►

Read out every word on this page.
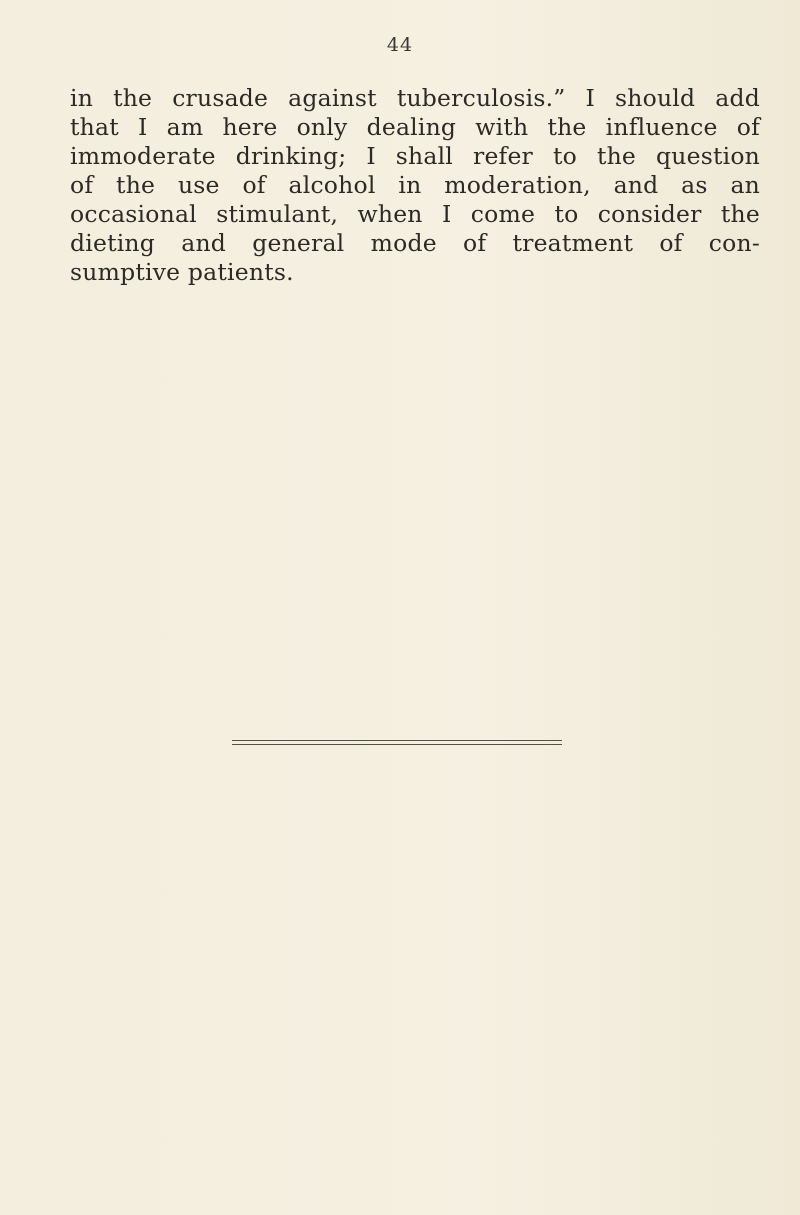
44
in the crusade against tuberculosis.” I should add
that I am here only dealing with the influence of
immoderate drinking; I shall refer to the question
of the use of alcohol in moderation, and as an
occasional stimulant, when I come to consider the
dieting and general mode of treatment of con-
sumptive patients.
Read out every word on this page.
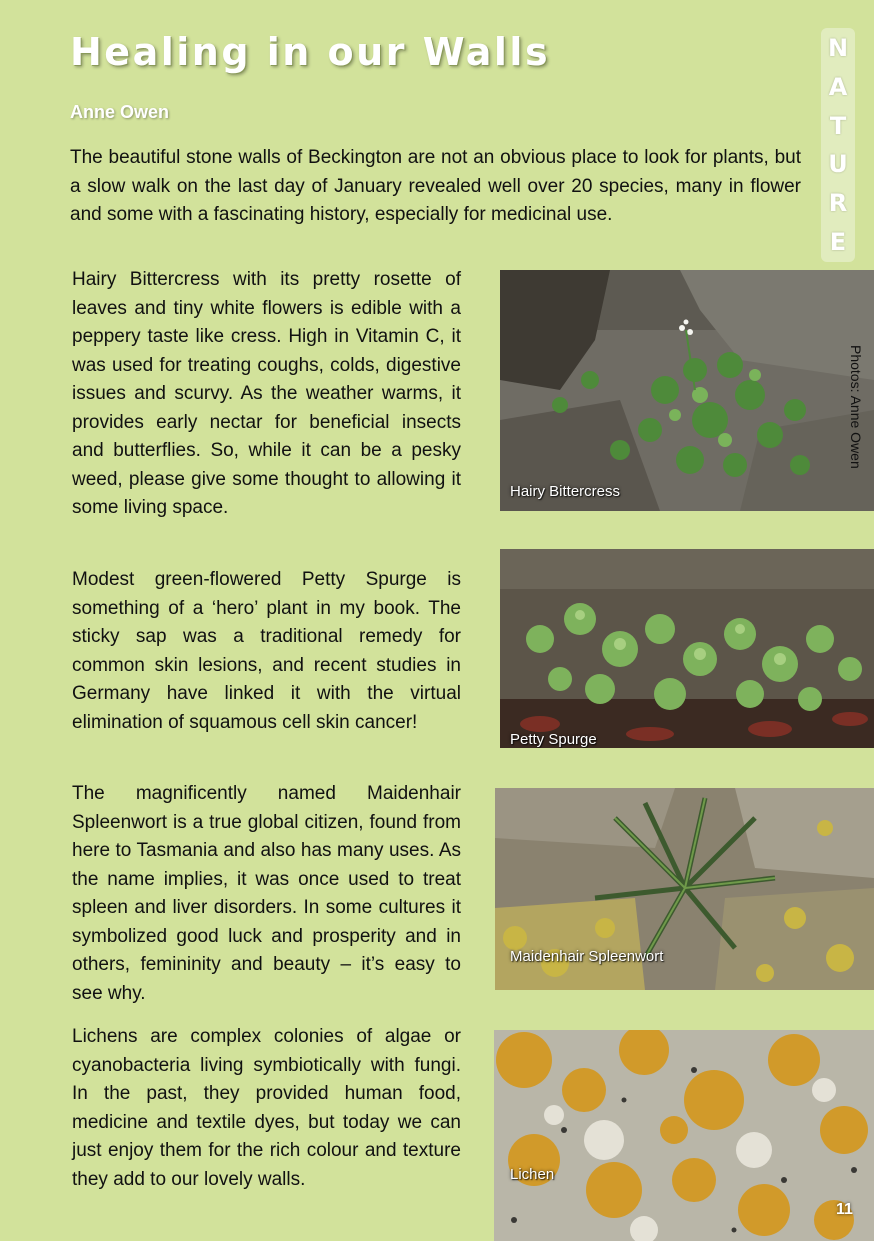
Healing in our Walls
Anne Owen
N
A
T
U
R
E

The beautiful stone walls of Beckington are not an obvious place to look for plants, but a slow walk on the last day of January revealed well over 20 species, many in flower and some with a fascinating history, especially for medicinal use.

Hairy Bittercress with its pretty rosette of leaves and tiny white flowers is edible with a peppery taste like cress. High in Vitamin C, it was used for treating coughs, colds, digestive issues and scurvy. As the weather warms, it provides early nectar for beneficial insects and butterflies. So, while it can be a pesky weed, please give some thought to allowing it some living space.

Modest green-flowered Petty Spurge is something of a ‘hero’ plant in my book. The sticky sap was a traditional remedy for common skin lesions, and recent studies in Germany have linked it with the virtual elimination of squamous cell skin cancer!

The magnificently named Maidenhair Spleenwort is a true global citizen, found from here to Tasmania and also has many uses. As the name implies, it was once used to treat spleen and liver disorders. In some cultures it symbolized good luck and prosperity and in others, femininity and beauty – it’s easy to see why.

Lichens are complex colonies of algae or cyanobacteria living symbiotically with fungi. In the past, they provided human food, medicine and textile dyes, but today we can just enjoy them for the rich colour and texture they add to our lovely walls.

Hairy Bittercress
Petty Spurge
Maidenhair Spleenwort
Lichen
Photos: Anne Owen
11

◄
►

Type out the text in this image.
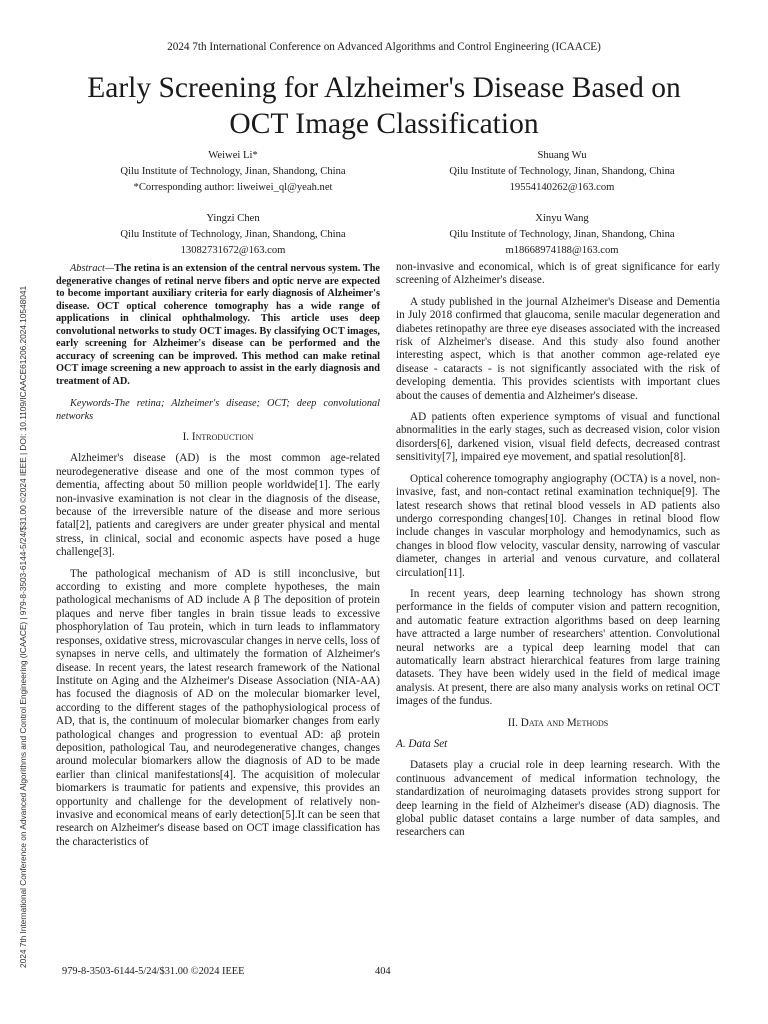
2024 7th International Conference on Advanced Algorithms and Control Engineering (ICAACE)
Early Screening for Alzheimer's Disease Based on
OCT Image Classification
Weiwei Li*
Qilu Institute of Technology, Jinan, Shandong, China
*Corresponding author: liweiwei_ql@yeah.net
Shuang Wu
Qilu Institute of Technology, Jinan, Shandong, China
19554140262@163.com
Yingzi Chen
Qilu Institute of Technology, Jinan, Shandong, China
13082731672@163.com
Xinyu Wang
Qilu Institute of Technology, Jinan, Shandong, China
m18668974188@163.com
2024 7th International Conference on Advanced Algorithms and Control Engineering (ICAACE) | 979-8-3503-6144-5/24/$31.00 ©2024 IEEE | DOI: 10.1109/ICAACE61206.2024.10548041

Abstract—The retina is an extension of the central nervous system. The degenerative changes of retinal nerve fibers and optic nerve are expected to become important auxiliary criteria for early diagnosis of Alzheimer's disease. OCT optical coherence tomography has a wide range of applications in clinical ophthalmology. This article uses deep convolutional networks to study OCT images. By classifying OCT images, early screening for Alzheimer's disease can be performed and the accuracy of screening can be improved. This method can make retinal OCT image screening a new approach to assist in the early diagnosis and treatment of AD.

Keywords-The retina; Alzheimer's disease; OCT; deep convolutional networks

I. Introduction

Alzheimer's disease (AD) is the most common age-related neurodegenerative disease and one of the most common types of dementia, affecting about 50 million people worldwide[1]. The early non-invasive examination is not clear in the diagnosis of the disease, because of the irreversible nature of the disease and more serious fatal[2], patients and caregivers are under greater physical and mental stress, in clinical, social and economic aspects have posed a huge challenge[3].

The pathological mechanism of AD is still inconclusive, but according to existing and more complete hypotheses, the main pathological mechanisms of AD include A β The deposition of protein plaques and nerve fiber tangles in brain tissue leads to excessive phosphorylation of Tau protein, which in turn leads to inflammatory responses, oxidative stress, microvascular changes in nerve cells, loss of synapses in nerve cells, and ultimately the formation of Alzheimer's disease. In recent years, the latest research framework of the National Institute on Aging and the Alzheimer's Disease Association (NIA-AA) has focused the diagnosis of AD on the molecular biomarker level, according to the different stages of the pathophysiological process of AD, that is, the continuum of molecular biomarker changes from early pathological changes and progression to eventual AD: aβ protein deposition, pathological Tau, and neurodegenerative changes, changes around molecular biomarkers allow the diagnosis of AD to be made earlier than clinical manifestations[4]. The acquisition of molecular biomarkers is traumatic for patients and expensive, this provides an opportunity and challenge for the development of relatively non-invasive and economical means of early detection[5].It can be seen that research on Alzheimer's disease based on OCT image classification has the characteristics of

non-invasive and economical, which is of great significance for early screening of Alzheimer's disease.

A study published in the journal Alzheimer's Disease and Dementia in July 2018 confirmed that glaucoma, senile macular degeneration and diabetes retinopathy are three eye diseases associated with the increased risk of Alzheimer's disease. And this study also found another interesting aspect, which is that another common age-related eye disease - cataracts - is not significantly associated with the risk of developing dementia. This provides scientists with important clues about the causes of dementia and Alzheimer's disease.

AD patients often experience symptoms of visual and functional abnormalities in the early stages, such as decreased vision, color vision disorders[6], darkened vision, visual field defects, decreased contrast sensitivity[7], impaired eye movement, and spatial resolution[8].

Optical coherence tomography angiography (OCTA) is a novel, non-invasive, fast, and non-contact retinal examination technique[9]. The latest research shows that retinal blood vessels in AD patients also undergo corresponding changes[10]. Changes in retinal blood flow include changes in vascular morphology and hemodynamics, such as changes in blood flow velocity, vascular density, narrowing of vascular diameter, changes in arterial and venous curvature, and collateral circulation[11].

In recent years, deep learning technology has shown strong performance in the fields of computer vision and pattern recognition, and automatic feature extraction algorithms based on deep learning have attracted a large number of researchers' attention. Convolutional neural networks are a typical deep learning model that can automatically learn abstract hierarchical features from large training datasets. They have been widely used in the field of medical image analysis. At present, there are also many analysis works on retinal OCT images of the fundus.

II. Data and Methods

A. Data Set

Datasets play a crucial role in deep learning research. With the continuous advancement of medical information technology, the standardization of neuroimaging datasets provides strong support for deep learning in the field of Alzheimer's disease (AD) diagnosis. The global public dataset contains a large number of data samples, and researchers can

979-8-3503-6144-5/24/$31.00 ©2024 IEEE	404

◄

■ WORK ITEM
When you find a line in the records that contains the word "images", copy it.

■ SOLUTION BELOW
Abstract—The retina is an extension of the central nervous system. The degenerative changes of retinal nerve fibers and optic nerve are expected to become important auxiliary criteria for early diagnosis of Alzheimer's disease. OCT optical coherence tomography has a wide range of applications in clinical ophthalmology. This article uses deep convolutional networks to study OCT images. By classifying OCT images, early screening for Alzheimer's disease can be performed and the accuracy of screening can be improved. This method can make retinal OCT image screening a new approach to assist in the early diagnosis and treatment of AD.
In recent years, deep learning technology has shown strong performance in the fields of computer vision and pattern recognition, and automatic feature extraction algorithms based on deep learning have attracted a large number of researchers' attention. Convolutional neural networks are a typical deep learning model that can automatically learn abstract hierarchical features from large training datasets. They have been widely used in the field of medical image analysis. At present, there are also many analysis works on retinal OCT images of the fundus.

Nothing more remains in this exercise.